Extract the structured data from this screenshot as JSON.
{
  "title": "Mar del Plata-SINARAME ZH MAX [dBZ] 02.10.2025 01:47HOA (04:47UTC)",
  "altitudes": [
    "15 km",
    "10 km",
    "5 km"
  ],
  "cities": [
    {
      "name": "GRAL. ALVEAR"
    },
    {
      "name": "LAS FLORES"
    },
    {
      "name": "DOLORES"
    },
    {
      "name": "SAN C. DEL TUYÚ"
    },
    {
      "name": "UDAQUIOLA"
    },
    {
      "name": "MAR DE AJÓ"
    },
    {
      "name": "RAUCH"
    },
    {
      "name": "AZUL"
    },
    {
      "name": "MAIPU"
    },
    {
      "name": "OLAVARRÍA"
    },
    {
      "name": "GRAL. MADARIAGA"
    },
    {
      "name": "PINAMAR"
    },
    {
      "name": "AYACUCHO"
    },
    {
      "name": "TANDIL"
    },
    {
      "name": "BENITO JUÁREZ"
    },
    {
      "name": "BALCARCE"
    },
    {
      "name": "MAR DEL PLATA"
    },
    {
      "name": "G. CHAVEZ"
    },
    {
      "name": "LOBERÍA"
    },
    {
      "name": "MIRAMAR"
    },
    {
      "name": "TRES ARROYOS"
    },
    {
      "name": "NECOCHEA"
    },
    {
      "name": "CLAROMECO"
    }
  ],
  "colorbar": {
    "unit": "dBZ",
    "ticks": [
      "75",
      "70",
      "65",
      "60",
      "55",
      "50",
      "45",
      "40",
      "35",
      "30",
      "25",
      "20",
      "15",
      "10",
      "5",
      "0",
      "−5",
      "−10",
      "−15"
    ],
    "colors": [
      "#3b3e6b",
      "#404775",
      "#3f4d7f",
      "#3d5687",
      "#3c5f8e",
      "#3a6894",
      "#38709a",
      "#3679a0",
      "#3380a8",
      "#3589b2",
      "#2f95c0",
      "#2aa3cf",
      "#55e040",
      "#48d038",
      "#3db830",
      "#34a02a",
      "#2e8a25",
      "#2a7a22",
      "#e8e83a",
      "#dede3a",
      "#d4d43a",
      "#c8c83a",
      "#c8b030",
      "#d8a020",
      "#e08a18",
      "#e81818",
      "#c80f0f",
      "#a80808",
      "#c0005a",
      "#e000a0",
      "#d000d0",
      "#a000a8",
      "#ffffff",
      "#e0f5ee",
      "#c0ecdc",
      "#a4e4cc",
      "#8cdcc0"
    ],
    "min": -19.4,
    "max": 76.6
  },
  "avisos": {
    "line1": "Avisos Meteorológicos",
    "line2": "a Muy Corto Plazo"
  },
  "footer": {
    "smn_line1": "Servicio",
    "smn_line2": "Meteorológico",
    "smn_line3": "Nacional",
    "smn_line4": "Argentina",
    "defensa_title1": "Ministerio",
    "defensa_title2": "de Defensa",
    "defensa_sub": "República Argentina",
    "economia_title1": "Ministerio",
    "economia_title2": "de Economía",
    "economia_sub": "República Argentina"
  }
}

◇ ◇ ◇

Look back over the material above and state how many lines hold the word "Ministerio". Write the number and nothing else.

2